PROBLEM DESCRIPTION – Could you repeat the records below exactly, leaving out any pictures?

* * * *

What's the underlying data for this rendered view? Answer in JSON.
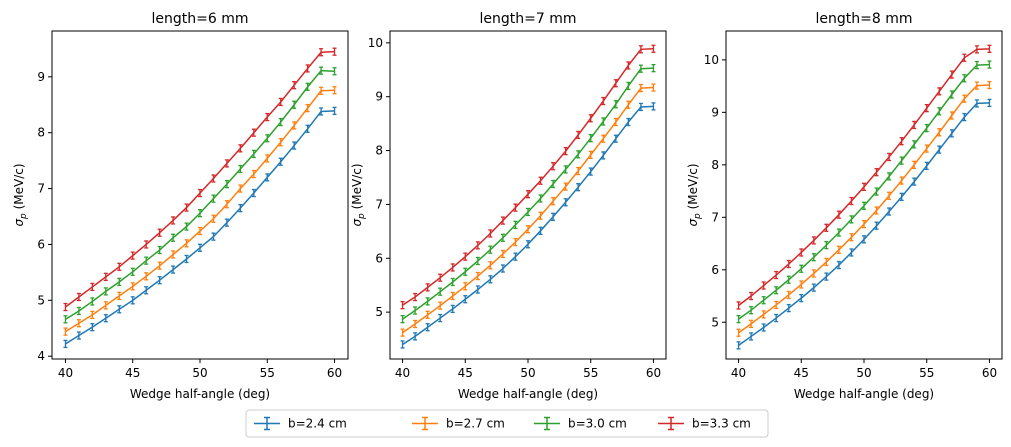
{
  "chart_data": [
    {
      "type": "line",
      "title": "length=6 mm",
      "xlabel": "Wedge half-angle (deg)",
      "ylabel": "σp (MeV/c)",
      "xlim": [
        39.0,
        61.0
      ],
      "ylim": [
        3.95,
        9.82
      ],
      "xticks": [
        40,
        45,
        50,
        55,
        60
      ],
      "yticks": [
        4,
        5,
        6,
        7,
        8,
        9
      ],
      "x": [
        40,
        41,
        42,
        43,
        44,
        45,
        46,
        47,
        48,
        49,
        50,
        51,
        52,
        53,
        54,
        55,
        56,
        57,
        58,
        59,
        60
      ],
      "series": [
        {
          "name": "b=2.4 cm",
          "color": "#1f77b4",
          "values": [
            4.22,
            4.37,
            4.52,
            4.68,
            4.84,
            5.0,
            5.18,
            5.36,
            5.55,
            5.74,
            5.94,
            6.14,
            6.39,
            6.65,
            6.92,
            7.2,
            7.48,
            7.77,
            8.07,
            8.38,
            8.39
          ]
        },
        {
          "name": "b=2.7 cm",
          "color": "#ff7f0e",
          "values": [
            4.44,
            4.59,
            4.74,
            4.91,
            5.08,
            5.25,
            5.43,
            5.62,
            5.82,
            6.02,
            6.24,
            6.46,
            6.72,
            7.0,
            7.26,
            7.54,
            7.83,
            8.13,
            8.44,
            8.75,
            8.76
          ]
        },
        {
          "name": "b=3.0 cm",
          "color": "#2ca02c",
          "values": [
            4.66,
            4.81,
            4.98,
            5.16,
            5.33,
            5.51,
            5.71,
            5.9,
            6.12,
            6.32,
            6.56,
            6.82,
            7.08,
            7.35,
            7.62,
            7.9,
            8.19,
            8.5,
            8.82,
            9.11,
            9.1
          ]
        },
        {
          "name": "b=3.3 cm",
          "color": "#d62728",
          "values": [
            4.88,
            5.06,
            5.24,
            5.42,
            5.6,
            5.8,
            6.0,
            6.21,
            6.43,
            6.66,
            6.92,
            7.18,
            7.45,
            7.72,
            8.0,
            8.28,
            8.55,
            8.85,
            9.15,
            9.44,
            9.45
          ]
        }
      ]
    },
    {
      "type": "line",
      "title": "length=7 mm",
      "xlabel": "Wedge half-angle (deg)",
      "ylabel": "σp (MeV/c)",
      "xlim": [
        39.0,
        61.0
      ],
      "ylim": [
        4.13,
        10.22
      ],
      "xticks": [
        40,
        45,
        50,
        55,
        60
      ],
      "yticks": [
        5,
        6,
        7,
        8,
        9,
        10
      ],
      "x": [
        40,
        41,
        42,
        43,
        44,
        45,
        46,
        47,
        48,
        49,
        50,
        51,
        52,
        53,
        54,
        55,
        56,
        57,
        58,
        59,
        60
      ],
      "series": [
        {
          "name": "b=2.4 cm",
          "color": "#1f77b4",
          "values": [
            4.4,
            4.55,
            4.72,
            4.89,
            5.06,
            5.24,
            5.42,
            5.61,
            5.81,
            6.03,
            6.26,
            6.51,
            6.77,
            7.04,
            7.32,
            7.61,
            7.91,
            8.22,
            8.53,
            8.81,
            8.82
          ]
        },
        {
          "name": "b=2.7 cm",
          "color": "#ff7f0e",
          "values": [
            4.62,
            4.78,
            4.95,
            5.12,
            5.3,
            5.48,
            5.67,
            5.87,
            6.08,
            6.3,
            6.54,
            6.79,
            7.06,
            7.33,
            7.62,
            7.92,
            8.22,
            8.53,
            8.85,
            9.16,
            9.17
          ]
        },
        {
          "name": "b=3.0 cm",
          "color": "#2ca02c",
          "values": [
            4.87,
            5.03,
            5.2,
            5.38,
            5.56,
            5.75,
            5.95,
            6.16,
            6.38,
            6.62,
            6.86,
            7.11,
            7.38,
            7.65,
            7.93,
            8.23,
            8.54,
            8.86,
            9.2,
            9.52,
            9.53
          ]
        },
        {
          "name": "b=3.3 cm",
          "color": "#d62728",
          "values": [
            5.13,
            5.28,
            5.46,
            5.64,
            5.83,
            6.03,
            6.24,
            6.46,
            6.7,
            6.94,
            7.19,
            7.44,
            7.71,
            7.99,
            8.29,
            8.6,
            8.92,
            9.25,
            9.58,
            9.88,
            9.89
          ]
        }
      ]
    },
    {
      "type": "line",
      "title": "length=8 mm",
      "xlabel": "Wedge half-angle (deg)",
      "ylabel": "σp (MeV/c)",
      "xlim": [
        39.0,
        61.0
      ],
      "ylim": [
        4.3,
        10.55
      ],
      "xticks": [
        40,
        45,
        50,
        55,
        60
      ],
      "yticks": [
        5,
        6,
        7,
        8,
        9,
        10
      ],
      "x": [
        40,
        41,
        42,
        43,
        44,
        45,
        46,
        47,
        48,
        49,
        50,
        51,
        52,
        53,
        54,
        55,
        56,
        57,
        58,
        59,
        60
      ],
      "series": [
        {
          "name": "b=2.4 cm",
          "color": "#1f77b4",
          "values": [
            4.56,
            4.73,
            4.9,
            5.08,
            5.27,
            5.46,
            5.66,
            5.87,
            6.09,
            6.33,
            6.58,
            6.84,
            7.11,
            7.39,
            7.68,
            7.98,
            8.29,
            8.6,
            8.91,
            9.17,
            9.18
          ]
        },
        {
          "name": "b=2.7 cm",
          "color": "#ff7f0e",
          "values": [
            4.8,
            4.97,
            5.15,
            5.33,
            5.52,
            5.72,
            5.93,
            6.15,
            6.38,
            6.62,
            6.87,
            7.13,
            7.41,
            7.7,
            8.0,
            8.31,
            8.62,
            8.94,
            9.26,
            9.51,
            9.52
          ]
        },
        {
          "name": "b=3.0 cm",
          "color": "#2ca02c",
          "values": [
            5.06,
            5.23,
            5.42,
            5.61,
            5.81,
            6.02,
            6.24,
            6.47,
            6.71,
            6.96,
            7.22,
            7.49,
            7.78,
            8.08,
            8.39,
            8.7,
            9.02,
            9.34,
            9.65,
            9.9,
            9.91
          ]
        },
        {
          "name": "b=3.3 cm",
          "color": "#d62728",
          "values": [
            5.32,
            5.5,
            5.7,
            5.9,
            6.11,
            6.33,
            6.56,
            6.8,
            7.05,
            7.31,
            7.58,
            7.86,
            8.15,
            8.45,
            8.76,
            9.08,
            9.4,
            9.72,
            10.04,
            10.2,
            10.21
          ]
        }
      ]
    }
  ],
  "legend": {
    "placement": "bottom-center",
    "entries": [
      {
        "label": "b=2.4 cm",
        "color": "#1f77b4"
      },
      {
        "label": "b=2.7 cm",
        "color": "#ff7f0e"
      },
      {
        "label": "b=3.0 cm",
        "color": "#2ca02c"
      },
      {
        "label": "b=3.3 cm",
        "color": "#d62728"
      }
    ]
  }
}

* * * *

SOLUTION –
What's the underlying data for this rendered view? Answer in JSON.
{
  "chart_data": [
    {
      "type": "line",
      "title": "length=6 mm",
      "xlabel": "Wedge half-angle (deg)",
      "ylabel": "σp (MeV/c)",
      "xlim": [
        39.0,
        61.0
      ],
      "ylim": [
        3.95,
        9.82
      ],
      "xticks": [
        40,
        45,
        50,
        55,
        60
      ],
      "yticks": [
        4,
        5,
        6,
        7,
        8,
        9
      ],
      "x": [
        40,
        41,
        42,
        43,
        44,
        45,
        46,
        47,
        48,
        49,
        50,
        51,
        52,
        53,
        54,
        55,
        56,
        57,
        58,
        59,
        60
      ],
      "series": [
        {
          "name": "b=2.4 cm",
          "color": "#1f77b4",
          "values": [
            4.22,
            4.37,
            4.52,
            4.68,
            4.84,
            5.0,
            5.18,
            5.36,
            5.55,
            5.74,
            5.94,
            6.14,
            6.39,
            6.65,
            6.92,
            7.2,
            7.48,
            7.77,
            8.07,
            8.38,
            8.39
          ]
        },
        {
          "name": "b=2.7 cm",
          "color": "#ff7f0e",
          "values": [
            4.44,
            4.59,
            4.74,
            4.91,
            5.08,
            5.25,
            5.43,
            5.62,
            5.82,
            6.02,
            6.24,
            6.46,
            6.72,
            7.0,
            7.26,
            7.54,
            7.83,
            8.13,
            8.44,
            8.75,
            8.76
          ]
        },
        {
          "name": "b=3.0 cm",
          "color": "#2ca02c",
          "values": [
            4.66,
            4.81,
            4.98,
            5.16,
            5.33,
            5.51,
            5.71,
            5.9,
            6.12,
            6.32,
            6.56,
            6.82,
            7.08,
            7.35,
            7.62,
            7.9,
            8.19,
            8.5,
            8.82,
            9.11,
            9.1
          ]
        },
        {
          "name": "b=3.3 cm",
          "color": "#d62728",
          "values": [
            4.88,
            5.06,
            5.24,
            5.42,
            5.6,
            5.8,
            6.0,
            6.21,
            6.43,
            6.66,
            6.92,
            7.18,
            7.45,
            7.72,
            8.0,
            8.28,
            8.55,
            8.85,
            9.15,
            9.44,
            9.45
          ]
        }
      ]
    },
    {
      "type": "line",
      "title": "length=7 mm",
      "xlabel": "Wedge half-angle (deg)",
      "ylabel": "σp (MeV/c)",
      "xlim": [
        39.0,
        61.0
      ],
      "ylim": [
        4.13,
        10.22
      ],
      "xticks": [
        40,
        45,
        50,
        55,
        60
      ],
      "yticks": [
        5,
        6,
        7,
        8,
        9,
        10
      ],
      "x": [
        40,
        41,
        42,
        43,
        44,
        45,
        46,
        47,
        48,
        49,
        50,
        51,
        52,
        53,
        54,
        55,
        56,
        57,
        58,
        59,
        60
      ],
      "series": [
        {
          "name": "b=2.4 cm",
          "color": "#1f77b4",
          "values": [
            4.4,
            4.55,
            4.72,
            4.89,
            5.06,
            5.24,
            5.42,
            5.61,
            5.81,
            6.03,
            6.26,
            6.51,
            6.77,
            7.04,
            7.32,
            7.61,
            7.91,
            8.22,
            8.53,
            8.81,
            8.82
          ]
        },
        {
          "name": "b=2.7 cm",
          "color": "#ff7f0e",
          "values": [
            4.62,
            4.78,
            4.95,
            5.12,
            5.3,
            5.48,
            5.67,
            5.87,
            6.08,
            6.3,
            6.54,
            6.79,
            7.06,
            7.33,
            7.62,
            7.92,
            8.22,
            8.53,
            8.85,
            9.16,
            9.17
          ]
        },
        {
          "name": "b=3.0 cm",
          "color": "#2ca02c",
          "values": [
            4.87,
            5.03,
            5.2,
            5.38,
            5.56,
            5.75,
            5.95,
            6.16,
            6.38,
            6.62,
            6.86,
            7.11,
            7.38,
            7.65,
            7.93,
            8.23,
            8.54,
            8.86,
            9.2,
            9.52,
            9.53
          ]
        },
        {
          "name": "b=3.3 cm",
          "color": "#d62728",
          "values": [
            5.13,
            5.28,
            5.46,
            5.64,
            5.83,
            6.03,
            6.24,
            6.46,
            6.7,
            6.94,
            7.19,
            7.44,
            7.71,
            7.99,
            8.29,
            8.6,
            8.92,
            9.25,
            9.58,
            9.88,
            9.89
          ]
        }
      ]
    },
    {
      "type": "line",
      "title": "length=8 mm",
      "xlabel": "Wedge half-angle (deg)",
      "ylabel": "σp (MeV/c)",
      "xlim": [
        39.0,
        61.0
      ],
      "ylim": [
        4.3,
        10.55
      ],
      "xticks": [
        40,
        45,
        50,
        55,
        60
      ],
      "yticks": [
        5,
        6,
        7,
        8,
        9,
        10
      ],
      "x": [
        40,
        41,
        42,
        43,
        44,
        45,
        46,
        47,
        48,
        49,
        50,
        51,
        52,
        53,
        54,
        55,
        56,
        57,
        58,
        59,
        60
      ],
      "series": [
        {
          "name": "b=2.4 cm",
          "color": "#1f77b4",
          "values": [
            4.56,
            4.73,
            4.9,
            5.08,
            5.27,
            5.46,
            5.66,
            5.87,
            6.09,
            6.33,
            6.58,
            6.84,
            7.11,
            7.39,
            7.68,
            7.98,
            8.29,
            8.6,
            8.91,
            9.17,
            9.18
          ]
        },
        {
          "name": "b=2.7 cm",
          "color": "#ff7f0e",
          "values": [
            4.8,
            4.97,
            5.15,
            5.33,
            5.52,
            5.72,
            5.93,
            6.15,
            6.38,
            6.62,
            6.87,
            7.13,
            7.41,
            7.7,
            8.0,
            8.31,
            8.62,
            8.94,
            9.26,
            9.51,
            9.52
          ]
        },
        {
          "name": "b=3.0 cm",
          "color": "#2ca02c",
          "values": [
            5.06,
            5.23,
            5.42,
            5.61,
            5.81,
            6.02,
            6.24,
            6.47,
            6.71,
            6.96,
            7.22,
            7.49,
            7.78,
            8.08,
            8.39,
            8.7,
            9.02,
            9.34,
            9.65,
            9.9,
            9.91
          ]
        },
        {
          "name": "b=3.3 cm",
          "color": "#d62728",
          "values": [
            5.32,
            5.5,
            5.7,
            5.9,
            6.11,
            6.33,
            6.56,
            6.8,
            7.05,
            7.31,
            7.58,
            7.86,
            8.15,
            8.45,
            8.76,
            9.08,
            9.4,
            9.72,
            10.04,
            10.2,
            10.21
          ]
        }
      ]
    }
  ],
  "legend": {
    "placement": "bottom-center",
    "entries": [
      {
        "label": "b=2.4 cm",
        "color": "#1f77b4"
      },
      {
        "label": "b=2.7 cm",
        "color": "#ff7f0e"
      },
      {
        "label": "b=3.0 cm",
        "color": "#2ca02c"
      },
      {
        "label": "b=3.3 cm",
        "color": "#d62728"
      }
    ]
  }
}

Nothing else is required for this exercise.